[Stated problem]
Your task is to output the entries below word for word.

[Entries from a dataset]

*****

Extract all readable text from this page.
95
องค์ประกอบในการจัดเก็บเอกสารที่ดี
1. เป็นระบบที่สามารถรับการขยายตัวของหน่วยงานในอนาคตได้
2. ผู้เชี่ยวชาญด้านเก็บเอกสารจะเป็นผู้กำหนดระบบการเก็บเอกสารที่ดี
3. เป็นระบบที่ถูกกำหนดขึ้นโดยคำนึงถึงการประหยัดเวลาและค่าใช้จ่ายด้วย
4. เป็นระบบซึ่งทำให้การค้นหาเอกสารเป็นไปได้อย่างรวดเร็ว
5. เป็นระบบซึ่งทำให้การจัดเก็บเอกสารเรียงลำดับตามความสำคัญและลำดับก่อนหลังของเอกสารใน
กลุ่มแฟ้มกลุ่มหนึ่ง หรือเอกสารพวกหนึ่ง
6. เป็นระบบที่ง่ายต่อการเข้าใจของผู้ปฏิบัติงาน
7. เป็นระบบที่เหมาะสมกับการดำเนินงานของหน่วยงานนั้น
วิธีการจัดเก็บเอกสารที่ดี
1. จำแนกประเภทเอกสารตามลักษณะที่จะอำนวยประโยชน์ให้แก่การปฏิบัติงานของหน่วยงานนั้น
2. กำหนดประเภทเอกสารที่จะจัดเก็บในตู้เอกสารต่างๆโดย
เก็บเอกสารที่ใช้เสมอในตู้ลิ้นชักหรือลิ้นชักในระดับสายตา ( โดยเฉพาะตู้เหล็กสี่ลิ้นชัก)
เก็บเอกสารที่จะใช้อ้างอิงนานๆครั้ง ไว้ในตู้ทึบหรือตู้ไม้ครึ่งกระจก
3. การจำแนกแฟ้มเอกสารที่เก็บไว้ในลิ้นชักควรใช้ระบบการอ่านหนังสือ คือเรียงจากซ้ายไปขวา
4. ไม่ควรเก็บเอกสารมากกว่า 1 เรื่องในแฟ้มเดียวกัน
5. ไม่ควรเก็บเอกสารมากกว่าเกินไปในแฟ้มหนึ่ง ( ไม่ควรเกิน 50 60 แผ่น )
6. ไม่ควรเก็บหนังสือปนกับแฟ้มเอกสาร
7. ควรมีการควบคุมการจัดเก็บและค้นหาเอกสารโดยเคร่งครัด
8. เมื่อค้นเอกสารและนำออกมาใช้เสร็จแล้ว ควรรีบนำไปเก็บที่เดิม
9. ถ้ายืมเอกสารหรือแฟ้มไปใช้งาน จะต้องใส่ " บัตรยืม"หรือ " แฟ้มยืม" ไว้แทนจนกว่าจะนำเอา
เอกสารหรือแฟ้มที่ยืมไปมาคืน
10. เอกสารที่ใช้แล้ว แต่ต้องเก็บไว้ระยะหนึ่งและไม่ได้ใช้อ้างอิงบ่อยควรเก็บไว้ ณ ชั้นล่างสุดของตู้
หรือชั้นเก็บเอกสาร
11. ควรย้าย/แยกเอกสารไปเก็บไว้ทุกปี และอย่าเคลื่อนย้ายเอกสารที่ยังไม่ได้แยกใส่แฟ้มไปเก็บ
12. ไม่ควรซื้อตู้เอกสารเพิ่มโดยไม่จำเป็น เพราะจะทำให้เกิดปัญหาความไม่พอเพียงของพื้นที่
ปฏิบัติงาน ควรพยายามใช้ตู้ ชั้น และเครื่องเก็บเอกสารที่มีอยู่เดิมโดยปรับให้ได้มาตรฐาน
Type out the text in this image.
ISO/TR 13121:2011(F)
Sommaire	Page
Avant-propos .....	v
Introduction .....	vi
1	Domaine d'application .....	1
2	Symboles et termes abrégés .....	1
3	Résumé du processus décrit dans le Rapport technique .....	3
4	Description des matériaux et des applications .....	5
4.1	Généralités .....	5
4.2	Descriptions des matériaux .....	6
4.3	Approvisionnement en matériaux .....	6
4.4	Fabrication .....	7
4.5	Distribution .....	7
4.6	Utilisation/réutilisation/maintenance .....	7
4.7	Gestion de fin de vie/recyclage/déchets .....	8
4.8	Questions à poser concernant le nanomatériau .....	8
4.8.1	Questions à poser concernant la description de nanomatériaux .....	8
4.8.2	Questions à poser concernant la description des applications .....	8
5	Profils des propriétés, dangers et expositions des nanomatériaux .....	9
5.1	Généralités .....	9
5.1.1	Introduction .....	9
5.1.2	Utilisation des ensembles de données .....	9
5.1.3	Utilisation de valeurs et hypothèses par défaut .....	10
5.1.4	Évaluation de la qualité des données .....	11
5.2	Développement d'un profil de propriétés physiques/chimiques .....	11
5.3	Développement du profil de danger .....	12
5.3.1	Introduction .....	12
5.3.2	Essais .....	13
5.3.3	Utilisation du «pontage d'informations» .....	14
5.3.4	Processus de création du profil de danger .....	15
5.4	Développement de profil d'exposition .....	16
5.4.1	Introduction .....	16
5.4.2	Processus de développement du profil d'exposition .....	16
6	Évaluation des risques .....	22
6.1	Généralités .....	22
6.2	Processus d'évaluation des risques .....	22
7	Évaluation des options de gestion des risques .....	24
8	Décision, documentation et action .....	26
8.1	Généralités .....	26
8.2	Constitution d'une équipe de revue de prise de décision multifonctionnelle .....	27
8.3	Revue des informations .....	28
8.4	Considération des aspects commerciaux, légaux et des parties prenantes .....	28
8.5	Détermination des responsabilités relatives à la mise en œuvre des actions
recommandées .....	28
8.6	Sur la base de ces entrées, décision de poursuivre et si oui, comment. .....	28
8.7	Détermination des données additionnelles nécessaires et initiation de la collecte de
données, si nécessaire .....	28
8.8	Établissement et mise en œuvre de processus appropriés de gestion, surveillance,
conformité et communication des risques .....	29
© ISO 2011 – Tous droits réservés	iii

*****

[Result for this exercise]
Extract all readable text from this page.
95
องค์ประกอบในการจัดเก็บเอกสารที่ดี
1. เป็นระบบที่สามารถรับการขยายตัวของหน่วยงานในอนาคตได้
2. ผู้เชี่ยวชาญด้านเก็บเอกสารจะเป็นผู้กำหนดระบบการเก็บเอกสารที่ดี
3. เป็นระบบที่ถูกกำหนดขึ้นโดยคำนึงถึงการประหยัดเวลาและค่าใช้จ่ายด้วย
4. เป็นระบบซึ่งทำให้การค้นหาเอกสารเป็นไปได้อย่างรวดเร็ว
5. เป็นระบบซึ่งทำให้การจัดเก็บเอกสารเรียงลำดับตามความสำคัญและลำดับก่อนหลังของเอกสารใน
กลุ่มแฟ้มกลุ่มหนึ่ง หรือเอกสารพวกหนึ่ง
6. เป็นระบบที่ง่ายต่อการเข้าใจของผู้ปฏิบัติงาน
7. เป็นระบบที่เหมาะสมกับการดำเนินงานของหน่วยงานนั้น
วิธีการจัดเก็บเอกสารที่ดี
1. จำแนกประเภทเอกสารตามลักษณะที่จะอำนวยประโยชน์ให้แก่การปฏิบัติงานของหน่วยงานนั้น
2. กำหนดประเภทเอกสารที่จะจัดเก็บในตู้เอกสารต่างๆโดย
เก็บเอกสารที่ใช้เสมอในตู้ลิ้นชักหรือลิ้นชักในระดับสายตา ( โดยเฉพาะตู้เหล็กสี่ลิ้นชัก)
เก็บเอกสารที่จะใช้อ้างอิงนานๆครั้ง ไว้ในตู้ทึบหรือตู้ไม้ครึ่งกระจก
3. การจำแนกแฟ้มเอกสารที่เก็บไว้ในลิ้นชักควรใช้ระบบการอ่านหนังสือ คือเรียงจากซ้ายไปขวา
4. ไม่ควรเก็บเอกสารมากกว่า 1 เรื่องในแฟ้มเดียวกัน
5. ไม่ควรเก็บเอกสารมากกว่าเกินไปในแฟ้มหนึ่ง ( ไม่ควรเกิน 50 60 แผ่น )
6. ไม่ควรเก็บหนังสือปนกับแฟ้มเอกสาร
7. ควรมีการควบคุมการจัดเก็บและค้นหาเอกสารโดยเคร่งครัด
8. เมื่อค้นเอกสารและนำออกมาใช้เสร็จแล้ว ควรรีบนำไปเก็บที่เดิม
9. ถ้ายืมเอกสารหรือแฟ้มไปใช้งาน จะต้องใส่ " บัตรยืม"หรือ " แฟ้มยืม" ไว้แทนจนกว่าจะนำเอา
เอกสารหรือแฟ้มที่ยืมไปมาคืน
10. เอกสารที่ใช้แล้ว แต่ต้องเก็บไว้ระยะหนึ่งและไม่ได้ใช้อ้างอิงบ่อยควรเก็บไว้ ณ ชั้นล่างสุดของตู้
หรือชั้นเก็บเอกสาร
11. ควรย้าย/แยกเอกสารไปเก็บไว้ทุกปี และอย่าเคลื่อนย้ายเอกสารที่ยังไม่ได้แยกใส่แฟ้มไปเก็บ
12. ไม่ควรซื้อตู้เอกสารเพิ่มโดยไม่จำเป็น เพราะจะทำให้เกิดปัญหาความไม่พอเพียงของพื้นที่
ปฏิบัติงาน ควรพยายามใช้ตู้ ชั้น และเครื่องเก็บเอกสารที่มีอยู่เดิมโดยปรับให้ได้มาตรฐาน
Type out the text in this image.
ISO/TR 13121:2011(F)
Sommaire	Page
Avant-propos .....	v
Introduction .....	vi
1	Domaine d'application .....	1
2	Symboles et termes abrégés .....	1
3	Résumé du processus décrit dans le Rapport technique .....	3
4	Description des matériaux et des applications .....	5
4.1	Généralités .....	5
4.2	Descriptions des matériaux .....	6
4.3	Approvisionnement en matériaux .....	6
4.4	Fabrication .....	7
4.5	Distribution .....	7
4.6	Utilisation/réutilisation/maintenance .....	7
4.7	Gestion de fin de vie/recyclage/déchets .....	8
4.8	Questions à poser concernant le nanomatériau .....	8
4.8.1	Questions à poser concernant la description de nanomatériaux .....	8
4.8.2	Questions à poser concernant la description des applications .....	8
5	Profils des propriétés, dangers et expositions des nanomatériaux .....	9
5.1	Généralités .....	9
5.1.1	Introduction .....	9
5.1.2	Utilisation des ensembles de données .....	9
5.1.3	Utilisation de valeurs et hypothèses par défaut .....	10
5.1.4	Évaluation de la qualité des données .....	11
5.2	Développement d'un profil de propriétés physiques/chimiques .....	11
5.3	Développement du profil de danger .....	12
5.3.1	Introduction .....	12
5.3.2	Essais .....	13
5.3.3	Utilisation du «pontage d'informations» .....	14
5.3.4	Processus de création du profil de danger .....	15
5.4	Développement de profil d'exposition .....	16
5.4.1	Introduction .....	16
5.4.2	Processus de développement du profil d'exposition .....	16
6	Évaluation des risques .....	22
6.1	Généralités .....	22
6.2	Processus d'évaluation des risques .....	22
7	Évaluation des options de gestion des risques .....	24
8	Décision, documentation et action .....	26
8.1	Généralités .....	26
8.2	Constitution d'une équipe de revue de prise de décision multifonctionnelle .....	27
8.3	Revue des informations .....	28
8.4	Considération des aspects commerciaux, légaux et des parties prenantes .....	28
8.5	Détermination des responsabilités relatives à la mise en œuvre des actions
recommandées .....	28
8.6	Sur la base de ces entrées, décision de poursuivre et si oui, comment. .....	28
8.7	Détermination des données additionnelles nécessaires et initiation de la collecte de
données, si nécessaire .....	28
8.8	Établissement et mise en œuvre de processus appropriés de gestion, surveillance,
conformité et communication des risques .....	29
© ISO 2011 – Tous droits réservés	iii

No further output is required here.